(Lines of data)

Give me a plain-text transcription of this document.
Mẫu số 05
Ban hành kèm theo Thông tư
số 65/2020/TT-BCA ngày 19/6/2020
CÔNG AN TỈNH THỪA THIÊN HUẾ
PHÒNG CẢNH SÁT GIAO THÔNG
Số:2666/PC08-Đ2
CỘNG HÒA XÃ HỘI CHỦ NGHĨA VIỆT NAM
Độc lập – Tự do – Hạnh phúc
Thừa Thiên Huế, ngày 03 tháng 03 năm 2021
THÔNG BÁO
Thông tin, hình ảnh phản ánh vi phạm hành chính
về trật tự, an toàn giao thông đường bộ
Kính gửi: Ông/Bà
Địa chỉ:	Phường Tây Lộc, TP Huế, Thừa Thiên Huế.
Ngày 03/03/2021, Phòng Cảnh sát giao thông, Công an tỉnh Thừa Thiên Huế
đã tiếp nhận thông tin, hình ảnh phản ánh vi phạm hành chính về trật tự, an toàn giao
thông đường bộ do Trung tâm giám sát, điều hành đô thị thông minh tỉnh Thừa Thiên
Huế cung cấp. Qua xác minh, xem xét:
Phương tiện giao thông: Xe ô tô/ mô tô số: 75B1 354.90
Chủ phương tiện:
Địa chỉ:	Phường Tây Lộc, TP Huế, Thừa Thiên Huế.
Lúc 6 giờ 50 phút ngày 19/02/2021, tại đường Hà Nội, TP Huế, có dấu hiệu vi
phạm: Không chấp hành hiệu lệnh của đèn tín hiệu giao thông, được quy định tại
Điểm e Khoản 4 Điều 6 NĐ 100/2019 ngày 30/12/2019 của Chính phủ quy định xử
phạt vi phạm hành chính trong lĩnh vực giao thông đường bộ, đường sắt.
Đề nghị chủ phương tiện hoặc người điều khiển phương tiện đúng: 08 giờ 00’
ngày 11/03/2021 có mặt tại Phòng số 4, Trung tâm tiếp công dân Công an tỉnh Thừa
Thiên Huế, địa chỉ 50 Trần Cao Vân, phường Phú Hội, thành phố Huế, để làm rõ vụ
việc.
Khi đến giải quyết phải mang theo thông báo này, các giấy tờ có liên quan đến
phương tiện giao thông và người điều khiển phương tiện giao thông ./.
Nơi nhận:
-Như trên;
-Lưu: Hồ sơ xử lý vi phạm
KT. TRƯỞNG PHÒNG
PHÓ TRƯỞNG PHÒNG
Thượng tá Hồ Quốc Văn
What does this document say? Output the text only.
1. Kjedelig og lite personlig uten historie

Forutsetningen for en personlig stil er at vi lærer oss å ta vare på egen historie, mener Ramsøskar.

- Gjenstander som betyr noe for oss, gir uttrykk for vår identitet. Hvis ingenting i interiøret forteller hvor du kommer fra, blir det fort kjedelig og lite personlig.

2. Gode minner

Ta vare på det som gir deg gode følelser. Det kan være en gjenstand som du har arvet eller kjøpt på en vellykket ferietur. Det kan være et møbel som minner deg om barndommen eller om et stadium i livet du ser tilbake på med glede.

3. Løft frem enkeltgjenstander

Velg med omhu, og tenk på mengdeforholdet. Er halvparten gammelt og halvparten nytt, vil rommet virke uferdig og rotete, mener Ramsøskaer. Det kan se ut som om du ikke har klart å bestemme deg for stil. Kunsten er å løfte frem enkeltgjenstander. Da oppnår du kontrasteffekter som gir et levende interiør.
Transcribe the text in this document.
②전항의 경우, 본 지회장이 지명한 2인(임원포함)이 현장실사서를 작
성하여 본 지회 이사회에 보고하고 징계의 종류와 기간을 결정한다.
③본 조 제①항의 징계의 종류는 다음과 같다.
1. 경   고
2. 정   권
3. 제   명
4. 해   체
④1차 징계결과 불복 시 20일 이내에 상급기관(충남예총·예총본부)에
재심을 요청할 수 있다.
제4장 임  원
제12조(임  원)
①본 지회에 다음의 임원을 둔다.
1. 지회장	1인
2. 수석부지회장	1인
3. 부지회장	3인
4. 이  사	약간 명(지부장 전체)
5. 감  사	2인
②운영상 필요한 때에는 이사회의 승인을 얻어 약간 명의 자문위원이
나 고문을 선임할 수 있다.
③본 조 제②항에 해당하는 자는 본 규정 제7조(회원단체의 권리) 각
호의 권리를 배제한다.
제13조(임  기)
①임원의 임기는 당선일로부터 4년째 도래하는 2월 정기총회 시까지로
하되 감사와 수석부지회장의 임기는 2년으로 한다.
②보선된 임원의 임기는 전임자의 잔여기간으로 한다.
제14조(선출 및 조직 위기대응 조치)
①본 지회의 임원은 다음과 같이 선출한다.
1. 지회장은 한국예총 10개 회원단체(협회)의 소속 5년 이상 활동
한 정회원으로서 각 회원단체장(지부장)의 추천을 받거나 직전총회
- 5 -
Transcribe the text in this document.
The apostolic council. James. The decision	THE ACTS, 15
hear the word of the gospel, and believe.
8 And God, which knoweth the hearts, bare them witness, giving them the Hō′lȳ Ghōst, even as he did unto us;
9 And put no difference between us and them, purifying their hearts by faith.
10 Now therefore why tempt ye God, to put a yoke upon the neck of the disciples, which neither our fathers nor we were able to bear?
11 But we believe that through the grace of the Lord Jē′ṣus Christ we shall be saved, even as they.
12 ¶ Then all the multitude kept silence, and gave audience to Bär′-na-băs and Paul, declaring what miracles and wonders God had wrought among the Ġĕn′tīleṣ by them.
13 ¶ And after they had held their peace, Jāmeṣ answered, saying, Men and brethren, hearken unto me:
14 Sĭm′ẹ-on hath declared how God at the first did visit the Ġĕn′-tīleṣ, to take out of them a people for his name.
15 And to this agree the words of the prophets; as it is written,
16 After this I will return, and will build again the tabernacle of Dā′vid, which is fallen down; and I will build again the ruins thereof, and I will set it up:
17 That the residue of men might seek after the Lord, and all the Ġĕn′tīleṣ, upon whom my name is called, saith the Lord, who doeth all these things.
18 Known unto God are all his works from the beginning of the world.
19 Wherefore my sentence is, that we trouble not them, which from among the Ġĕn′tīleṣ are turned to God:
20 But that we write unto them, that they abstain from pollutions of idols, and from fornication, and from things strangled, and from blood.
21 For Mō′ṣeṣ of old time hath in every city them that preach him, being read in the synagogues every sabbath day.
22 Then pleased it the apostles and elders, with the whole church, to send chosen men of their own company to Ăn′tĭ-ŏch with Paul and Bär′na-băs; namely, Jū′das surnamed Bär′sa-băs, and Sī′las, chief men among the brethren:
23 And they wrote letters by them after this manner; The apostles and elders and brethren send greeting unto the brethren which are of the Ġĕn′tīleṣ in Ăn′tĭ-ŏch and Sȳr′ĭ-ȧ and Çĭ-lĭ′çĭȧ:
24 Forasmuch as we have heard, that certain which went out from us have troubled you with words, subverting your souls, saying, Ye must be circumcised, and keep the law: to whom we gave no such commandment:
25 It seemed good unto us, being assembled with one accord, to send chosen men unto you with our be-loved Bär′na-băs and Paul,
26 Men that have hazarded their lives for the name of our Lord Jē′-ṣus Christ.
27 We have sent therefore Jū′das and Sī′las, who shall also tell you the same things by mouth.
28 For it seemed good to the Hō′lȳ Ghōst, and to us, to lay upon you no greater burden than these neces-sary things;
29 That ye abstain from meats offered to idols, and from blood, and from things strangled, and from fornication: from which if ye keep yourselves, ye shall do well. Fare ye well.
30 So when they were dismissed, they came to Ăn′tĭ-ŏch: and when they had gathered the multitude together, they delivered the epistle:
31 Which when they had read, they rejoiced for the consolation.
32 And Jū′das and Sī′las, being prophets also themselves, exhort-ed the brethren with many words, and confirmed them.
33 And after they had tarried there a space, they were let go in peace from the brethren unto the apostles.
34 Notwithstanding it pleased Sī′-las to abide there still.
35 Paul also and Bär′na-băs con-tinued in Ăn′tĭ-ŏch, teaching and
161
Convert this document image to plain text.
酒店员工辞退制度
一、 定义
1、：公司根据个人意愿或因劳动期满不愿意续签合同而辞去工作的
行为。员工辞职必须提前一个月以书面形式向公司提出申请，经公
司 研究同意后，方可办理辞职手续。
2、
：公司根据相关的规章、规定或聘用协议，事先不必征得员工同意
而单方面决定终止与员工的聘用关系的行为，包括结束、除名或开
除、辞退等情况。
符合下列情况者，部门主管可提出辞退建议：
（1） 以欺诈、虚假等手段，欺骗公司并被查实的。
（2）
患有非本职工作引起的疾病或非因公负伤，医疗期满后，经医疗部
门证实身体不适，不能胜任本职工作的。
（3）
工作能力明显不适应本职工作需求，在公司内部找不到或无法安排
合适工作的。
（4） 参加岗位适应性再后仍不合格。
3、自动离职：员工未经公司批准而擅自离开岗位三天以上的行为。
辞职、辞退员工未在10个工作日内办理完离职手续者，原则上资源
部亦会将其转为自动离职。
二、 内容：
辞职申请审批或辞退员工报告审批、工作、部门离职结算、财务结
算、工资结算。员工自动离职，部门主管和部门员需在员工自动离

- **EXERCISE**
Look above for the line containing "Convert this document image to plain text.", then transcribe it and all lines after it through the last, exactly and with nothing else.

- **RESPONSE TO THE TASK**
Convert this document image to plain text.
酒店员工辞退制度
一、 定义
1、：公司根据个人意愿或因劳动期满不愿意续签合同而辞去工作的
行为。员工辞职必须提前一个月以书面形式向公司提出申请，经公
司 研究同意后，方可办理辞职手续。
2、
：公司根据相关的规章、规定或聘用协议，事先不必征得员工同意
而单方面决定终止与员工的聘用关系的行为，包括结束、除名或开
除、辞退等情况。
符合下列情况者，部门主管可提出辞退建议：
（1） 以欺诈、虚假等手段，欺骗公司并被查实的。
（2）
患有非本职工作引起的疾病或非因公负伤，医疗期满后，经医疗部
门证实身体不适，不能胜任本职工作的。
（3）
工作能力明显不适应本职工作需求，在公司内部找不到或无法安排
合适工作的。
（4） 参加岗位适应性再后仍不合格。
3、自动离职：员工未经公司批准而擅自离开岗位三天以上的行为。
辞职、辞退员工未在10个工作日内办理完离职手续者，原则上资源
部亦会将其转为自动离职。
二、 内容：
辞职申请审批或辞退员工报告审批、工作、部门离职结算、财务结
算、工资结算。员工自动离职，部门主管和部门员需在员工自动离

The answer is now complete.